[Stored dataset items]
## begin

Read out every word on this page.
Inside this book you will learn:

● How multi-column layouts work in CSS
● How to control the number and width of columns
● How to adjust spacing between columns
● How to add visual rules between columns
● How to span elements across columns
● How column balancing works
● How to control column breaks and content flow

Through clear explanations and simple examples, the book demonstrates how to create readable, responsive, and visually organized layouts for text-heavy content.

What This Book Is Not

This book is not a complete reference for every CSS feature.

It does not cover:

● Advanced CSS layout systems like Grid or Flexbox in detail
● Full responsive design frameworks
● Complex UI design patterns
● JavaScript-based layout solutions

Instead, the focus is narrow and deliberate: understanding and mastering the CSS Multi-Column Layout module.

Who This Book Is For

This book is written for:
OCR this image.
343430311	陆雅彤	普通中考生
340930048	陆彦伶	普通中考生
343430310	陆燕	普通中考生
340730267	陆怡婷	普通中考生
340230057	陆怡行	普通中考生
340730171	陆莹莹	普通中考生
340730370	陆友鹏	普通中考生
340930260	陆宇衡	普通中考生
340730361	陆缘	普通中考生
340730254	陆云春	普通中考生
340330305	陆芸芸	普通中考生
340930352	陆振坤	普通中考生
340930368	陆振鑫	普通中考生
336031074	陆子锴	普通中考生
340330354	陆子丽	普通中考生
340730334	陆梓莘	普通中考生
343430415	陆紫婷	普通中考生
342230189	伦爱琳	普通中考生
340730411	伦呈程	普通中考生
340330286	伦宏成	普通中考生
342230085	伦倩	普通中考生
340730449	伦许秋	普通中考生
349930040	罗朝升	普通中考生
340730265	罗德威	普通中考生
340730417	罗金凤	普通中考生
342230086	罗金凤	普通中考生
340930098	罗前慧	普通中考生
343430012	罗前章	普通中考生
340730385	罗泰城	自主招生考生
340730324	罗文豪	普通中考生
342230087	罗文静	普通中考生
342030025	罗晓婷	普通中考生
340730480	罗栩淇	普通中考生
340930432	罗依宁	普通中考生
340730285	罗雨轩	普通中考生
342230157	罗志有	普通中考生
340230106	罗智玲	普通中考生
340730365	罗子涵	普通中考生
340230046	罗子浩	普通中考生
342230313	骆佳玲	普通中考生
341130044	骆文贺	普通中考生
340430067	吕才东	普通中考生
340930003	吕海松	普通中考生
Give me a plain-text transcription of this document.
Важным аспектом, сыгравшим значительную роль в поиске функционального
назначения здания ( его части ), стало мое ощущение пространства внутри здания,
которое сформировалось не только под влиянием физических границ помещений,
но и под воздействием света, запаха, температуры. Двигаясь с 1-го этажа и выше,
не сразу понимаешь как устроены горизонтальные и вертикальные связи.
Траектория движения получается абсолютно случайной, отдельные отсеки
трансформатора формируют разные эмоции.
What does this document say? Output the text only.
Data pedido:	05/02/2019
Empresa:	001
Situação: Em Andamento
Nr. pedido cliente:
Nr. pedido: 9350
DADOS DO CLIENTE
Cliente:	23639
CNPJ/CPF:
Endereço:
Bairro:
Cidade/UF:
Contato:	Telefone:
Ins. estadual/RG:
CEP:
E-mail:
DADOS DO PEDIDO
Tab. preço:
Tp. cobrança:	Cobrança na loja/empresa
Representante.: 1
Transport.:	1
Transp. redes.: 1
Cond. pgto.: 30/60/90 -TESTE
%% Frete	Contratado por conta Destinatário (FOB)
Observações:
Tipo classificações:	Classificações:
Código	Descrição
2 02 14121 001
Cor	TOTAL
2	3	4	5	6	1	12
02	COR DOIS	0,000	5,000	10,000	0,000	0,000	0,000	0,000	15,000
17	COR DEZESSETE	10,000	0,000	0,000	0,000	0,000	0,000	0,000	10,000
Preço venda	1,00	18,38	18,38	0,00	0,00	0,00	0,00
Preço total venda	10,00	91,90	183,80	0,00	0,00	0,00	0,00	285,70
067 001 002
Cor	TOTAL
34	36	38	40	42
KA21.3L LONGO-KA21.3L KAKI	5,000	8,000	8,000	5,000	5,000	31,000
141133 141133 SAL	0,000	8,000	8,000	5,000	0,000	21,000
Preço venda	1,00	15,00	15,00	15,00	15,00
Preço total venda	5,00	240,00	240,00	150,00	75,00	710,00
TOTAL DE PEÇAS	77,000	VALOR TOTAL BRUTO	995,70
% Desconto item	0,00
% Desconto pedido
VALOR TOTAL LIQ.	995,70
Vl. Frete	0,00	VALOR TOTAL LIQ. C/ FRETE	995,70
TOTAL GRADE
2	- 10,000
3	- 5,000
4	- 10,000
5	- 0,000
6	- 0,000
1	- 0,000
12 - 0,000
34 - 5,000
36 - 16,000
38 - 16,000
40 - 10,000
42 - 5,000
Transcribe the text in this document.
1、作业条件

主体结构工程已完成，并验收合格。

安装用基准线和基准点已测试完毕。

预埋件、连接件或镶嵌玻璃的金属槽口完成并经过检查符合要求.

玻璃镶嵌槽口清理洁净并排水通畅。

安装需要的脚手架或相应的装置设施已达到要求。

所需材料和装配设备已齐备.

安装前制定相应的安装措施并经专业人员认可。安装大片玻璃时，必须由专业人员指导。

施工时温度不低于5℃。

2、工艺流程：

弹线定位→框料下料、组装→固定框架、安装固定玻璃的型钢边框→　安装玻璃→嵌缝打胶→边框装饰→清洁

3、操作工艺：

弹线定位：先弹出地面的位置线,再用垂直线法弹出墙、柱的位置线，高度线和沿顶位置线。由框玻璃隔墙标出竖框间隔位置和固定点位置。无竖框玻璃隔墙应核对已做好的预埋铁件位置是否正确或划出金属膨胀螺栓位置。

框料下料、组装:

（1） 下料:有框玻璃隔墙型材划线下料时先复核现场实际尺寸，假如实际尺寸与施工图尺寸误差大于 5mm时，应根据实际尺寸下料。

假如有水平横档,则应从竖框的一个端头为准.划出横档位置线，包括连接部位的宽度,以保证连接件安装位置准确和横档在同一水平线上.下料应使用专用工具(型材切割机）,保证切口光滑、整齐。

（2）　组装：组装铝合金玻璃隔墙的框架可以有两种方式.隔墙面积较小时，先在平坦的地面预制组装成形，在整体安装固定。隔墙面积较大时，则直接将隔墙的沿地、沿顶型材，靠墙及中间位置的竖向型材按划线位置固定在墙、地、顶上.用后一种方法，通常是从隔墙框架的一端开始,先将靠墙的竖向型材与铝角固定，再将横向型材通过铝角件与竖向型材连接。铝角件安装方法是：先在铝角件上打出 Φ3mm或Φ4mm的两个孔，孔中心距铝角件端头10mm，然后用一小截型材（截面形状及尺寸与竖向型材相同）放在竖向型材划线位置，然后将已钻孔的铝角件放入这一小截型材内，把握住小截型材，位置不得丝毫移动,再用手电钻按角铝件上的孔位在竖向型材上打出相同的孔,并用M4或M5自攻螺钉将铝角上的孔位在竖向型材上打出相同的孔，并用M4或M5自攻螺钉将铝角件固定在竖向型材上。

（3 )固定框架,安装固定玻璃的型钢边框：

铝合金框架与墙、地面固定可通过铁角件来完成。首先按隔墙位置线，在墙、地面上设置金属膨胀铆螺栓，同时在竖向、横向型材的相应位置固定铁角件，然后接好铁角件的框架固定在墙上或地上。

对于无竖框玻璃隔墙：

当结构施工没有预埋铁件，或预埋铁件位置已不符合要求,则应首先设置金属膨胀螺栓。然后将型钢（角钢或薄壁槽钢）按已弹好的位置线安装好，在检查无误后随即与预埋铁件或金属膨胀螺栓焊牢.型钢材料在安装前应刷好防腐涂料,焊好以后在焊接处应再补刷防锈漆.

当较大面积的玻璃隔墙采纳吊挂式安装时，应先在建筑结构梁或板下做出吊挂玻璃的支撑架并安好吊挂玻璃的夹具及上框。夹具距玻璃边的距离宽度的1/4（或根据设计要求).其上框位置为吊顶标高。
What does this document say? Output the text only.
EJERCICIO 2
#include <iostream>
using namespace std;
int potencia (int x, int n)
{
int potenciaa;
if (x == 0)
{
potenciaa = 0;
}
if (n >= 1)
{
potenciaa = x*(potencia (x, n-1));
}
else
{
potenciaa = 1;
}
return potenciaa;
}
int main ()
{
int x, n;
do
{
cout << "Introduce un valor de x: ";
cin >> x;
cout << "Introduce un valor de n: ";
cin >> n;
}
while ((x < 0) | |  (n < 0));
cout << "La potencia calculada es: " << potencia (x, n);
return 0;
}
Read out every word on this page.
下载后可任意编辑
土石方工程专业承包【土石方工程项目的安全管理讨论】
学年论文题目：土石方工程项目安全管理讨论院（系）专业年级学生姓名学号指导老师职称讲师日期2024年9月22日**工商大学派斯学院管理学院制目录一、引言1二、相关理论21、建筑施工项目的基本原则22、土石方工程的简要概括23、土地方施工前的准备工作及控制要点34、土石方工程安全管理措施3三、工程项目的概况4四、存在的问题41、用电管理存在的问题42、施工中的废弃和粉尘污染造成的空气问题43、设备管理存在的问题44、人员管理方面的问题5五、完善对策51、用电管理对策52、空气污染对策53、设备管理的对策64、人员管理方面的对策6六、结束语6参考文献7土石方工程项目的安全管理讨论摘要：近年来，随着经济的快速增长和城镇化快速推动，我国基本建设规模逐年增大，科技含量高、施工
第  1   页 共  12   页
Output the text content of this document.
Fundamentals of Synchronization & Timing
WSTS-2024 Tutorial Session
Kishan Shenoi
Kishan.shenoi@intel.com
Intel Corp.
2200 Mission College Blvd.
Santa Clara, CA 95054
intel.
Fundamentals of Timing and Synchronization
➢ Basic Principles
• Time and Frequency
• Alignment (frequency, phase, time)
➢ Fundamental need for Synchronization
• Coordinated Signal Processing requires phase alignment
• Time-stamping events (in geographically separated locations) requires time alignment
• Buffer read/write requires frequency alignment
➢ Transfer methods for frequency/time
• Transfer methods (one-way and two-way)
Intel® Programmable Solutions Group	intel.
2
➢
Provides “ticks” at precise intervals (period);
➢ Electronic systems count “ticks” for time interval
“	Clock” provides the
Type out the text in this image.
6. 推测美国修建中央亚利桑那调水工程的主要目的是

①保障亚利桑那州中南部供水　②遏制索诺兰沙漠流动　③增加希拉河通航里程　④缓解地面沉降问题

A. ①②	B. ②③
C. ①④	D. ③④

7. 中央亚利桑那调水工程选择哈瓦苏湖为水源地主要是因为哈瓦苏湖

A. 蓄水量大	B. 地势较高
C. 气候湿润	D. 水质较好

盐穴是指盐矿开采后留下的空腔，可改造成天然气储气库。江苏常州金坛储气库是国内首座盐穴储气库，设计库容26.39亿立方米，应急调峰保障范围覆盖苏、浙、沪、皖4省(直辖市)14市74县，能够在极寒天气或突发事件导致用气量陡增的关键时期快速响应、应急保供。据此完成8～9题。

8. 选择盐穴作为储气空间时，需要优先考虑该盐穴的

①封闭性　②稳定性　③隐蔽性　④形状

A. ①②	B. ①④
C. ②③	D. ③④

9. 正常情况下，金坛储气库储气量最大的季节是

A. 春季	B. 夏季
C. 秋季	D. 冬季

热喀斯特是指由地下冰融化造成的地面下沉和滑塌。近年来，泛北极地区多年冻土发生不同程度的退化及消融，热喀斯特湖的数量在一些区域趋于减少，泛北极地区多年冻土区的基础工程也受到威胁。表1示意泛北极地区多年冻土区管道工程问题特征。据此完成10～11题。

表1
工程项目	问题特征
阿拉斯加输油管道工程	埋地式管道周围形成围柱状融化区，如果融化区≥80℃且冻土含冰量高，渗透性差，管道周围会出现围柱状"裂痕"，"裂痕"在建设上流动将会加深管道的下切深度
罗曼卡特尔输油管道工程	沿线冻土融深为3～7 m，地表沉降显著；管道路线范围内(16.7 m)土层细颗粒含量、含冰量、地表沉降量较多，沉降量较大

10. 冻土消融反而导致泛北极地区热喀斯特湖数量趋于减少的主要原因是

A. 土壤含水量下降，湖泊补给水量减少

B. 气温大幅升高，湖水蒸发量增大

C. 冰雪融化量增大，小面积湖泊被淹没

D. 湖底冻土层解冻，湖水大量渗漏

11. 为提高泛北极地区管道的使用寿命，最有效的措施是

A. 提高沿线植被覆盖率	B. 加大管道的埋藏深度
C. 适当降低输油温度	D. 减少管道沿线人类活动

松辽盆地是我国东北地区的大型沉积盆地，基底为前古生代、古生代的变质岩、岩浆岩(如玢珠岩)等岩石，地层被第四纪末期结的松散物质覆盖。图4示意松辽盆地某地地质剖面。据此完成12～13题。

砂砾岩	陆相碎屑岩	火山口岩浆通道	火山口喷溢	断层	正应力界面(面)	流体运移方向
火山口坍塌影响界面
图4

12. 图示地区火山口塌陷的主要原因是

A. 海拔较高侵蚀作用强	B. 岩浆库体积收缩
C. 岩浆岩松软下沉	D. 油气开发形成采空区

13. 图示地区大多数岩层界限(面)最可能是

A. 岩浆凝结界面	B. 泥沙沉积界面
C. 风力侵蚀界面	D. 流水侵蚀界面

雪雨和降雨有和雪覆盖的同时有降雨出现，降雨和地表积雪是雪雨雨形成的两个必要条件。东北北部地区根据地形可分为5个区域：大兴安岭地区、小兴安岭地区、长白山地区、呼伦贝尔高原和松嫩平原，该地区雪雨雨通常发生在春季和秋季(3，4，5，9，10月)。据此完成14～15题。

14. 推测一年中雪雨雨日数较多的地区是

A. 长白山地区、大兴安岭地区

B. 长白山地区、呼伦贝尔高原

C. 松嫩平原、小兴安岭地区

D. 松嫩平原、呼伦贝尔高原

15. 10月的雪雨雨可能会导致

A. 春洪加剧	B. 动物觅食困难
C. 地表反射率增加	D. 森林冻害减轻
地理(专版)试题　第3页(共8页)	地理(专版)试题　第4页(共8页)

## end

Gather every line from the entries above where the word "Kishan" appears, and copy them.

Kishan Shenoi
Kishan.shenoi@intel.com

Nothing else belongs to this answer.